SET TASK ▸ Go through the data below and copy it exactly, skipping every picture.

_ _ _ _ _

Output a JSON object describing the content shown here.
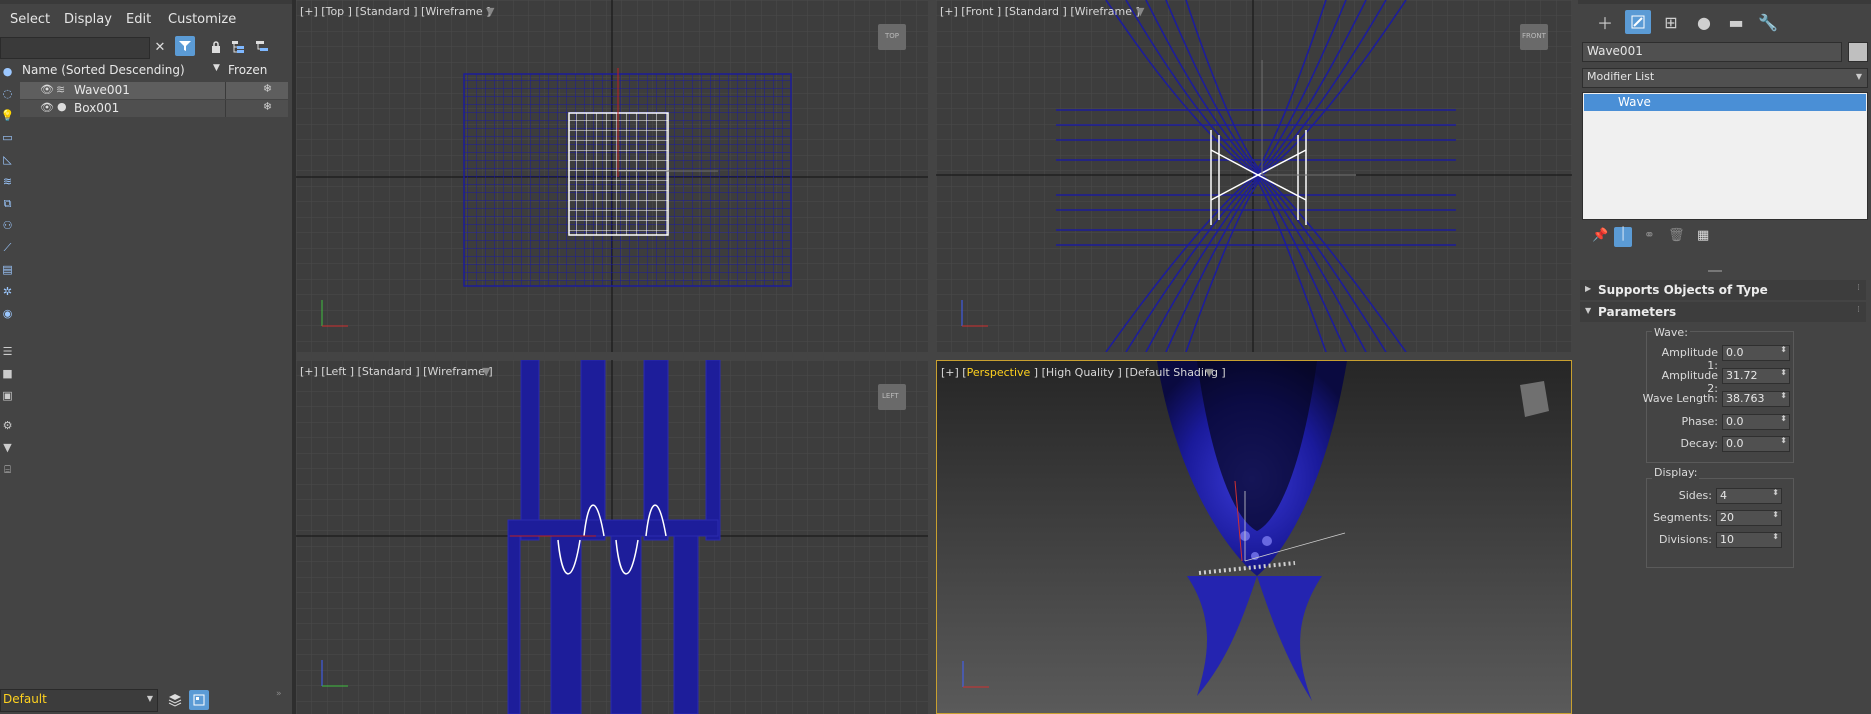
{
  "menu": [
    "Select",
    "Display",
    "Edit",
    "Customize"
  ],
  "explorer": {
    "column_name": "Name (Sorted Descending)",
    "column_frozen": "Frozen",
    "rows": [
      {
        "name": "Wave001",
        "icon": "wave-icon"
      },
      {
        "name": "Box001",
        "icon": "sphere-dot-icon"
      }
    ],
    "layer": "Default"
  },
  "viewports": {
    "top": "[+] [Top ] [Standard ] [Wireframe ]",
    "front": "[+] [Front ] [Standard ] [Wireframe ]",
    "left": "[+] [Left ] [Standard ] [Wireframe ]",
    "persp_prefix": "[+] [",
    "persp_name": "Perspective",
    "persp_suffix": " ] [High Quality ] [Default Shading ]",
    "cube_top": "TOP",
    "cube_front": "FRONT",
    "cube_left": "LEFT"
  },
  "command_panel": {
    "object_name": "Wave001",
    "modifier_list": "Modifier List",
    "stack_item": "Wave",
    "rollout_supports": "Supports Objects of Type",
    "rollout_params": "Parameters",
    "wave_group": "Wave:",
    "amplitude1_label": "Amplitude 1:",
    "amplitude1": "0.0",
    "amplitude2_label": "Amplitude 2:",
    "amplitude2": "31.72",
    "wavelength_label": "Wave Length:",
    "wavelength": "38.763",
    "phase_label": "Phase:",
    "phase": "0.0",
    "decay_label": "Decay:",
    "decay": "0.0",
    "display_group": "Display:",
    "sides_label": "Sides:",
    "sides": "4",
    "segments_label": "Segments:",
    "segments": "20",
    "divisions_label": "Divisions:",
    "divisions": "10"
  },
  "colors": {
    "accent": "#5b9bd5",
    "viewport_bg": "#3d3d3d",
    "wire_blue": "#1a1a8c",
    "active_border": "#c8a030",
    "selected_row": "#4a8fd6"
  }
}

_ _ _ _ _

SOLUTION TO THE PROBLEM ▸
Output a JSON object describing the content shown here.
{
  "menu": [
    "Select",
    "Display",
    "Edit",
    "Customize"
  ],
  "explorer": {
    "column_name": "Name (Sorted Descending)",
    "column_frozen": "Frozen",
    "rows": [
      {
        "name": "Wave001",
        "icon": "wave-icon"
      },
      {
        "name": "Box001",
        "icon": "sphere-dot-icon"
      }
    ],
    "layer": "Default"
  },
  "viewports": {
    "top": "[+] [Top ] [Standard ] [Wireframe ]",
    "front": "[+] [Front ] [Standard ] [Wireframe ]",
    "left": "[+] [Left ] [Standard ] [Wireframe ]",
    "persp_prefix": "[+] [",
    "persp_name": "Perspective",
    "persp_suffix": " ] [High Quality ] [Default Shading ]",
    "cube_top": "TOP",
    "cube_front": "FRONT",
    "cube_left": "LEFT"
  },
  "command_panel": {
    "object_name": "Wave001",
    "modifier_list": "Modifier List",
    "stack_item": "Wave",
    "rollout_supports": "Supports Objects of Type",
    "rollout_params": "Parameters",
    "wave_group": "Wave:",
    "amplitude1_label": "Amplitude 1:",
    "amplitude1": "0.0",
    "amplitude2_label": "Amplitude 2:",
    "amplitude2": "31.72",
    "wavelength_label": "Wave Length:",
    "wavelength": "38.763",
    "phase_label": "Phase:",
    "phase": "0.0",
    "decay_label": "Decay:",
    "decay": "0.0",
    "display_group": "Display:",
    "sides_label": "Sides:",
    "sides": "4",
    "segments_label": "Segments:",
    "segments": "20",
    "divisions_label": "Divisions:",
    "divisions": "10"
  },
  "colors": {
    "accent": "#5b9bd5",
    "viewport_bg": "#3d3d3d",
    "wire_blue": "#1a1a8c",
    "active_border": "#c8a030",
    "selected_row": "#4a8fd6"
  }
}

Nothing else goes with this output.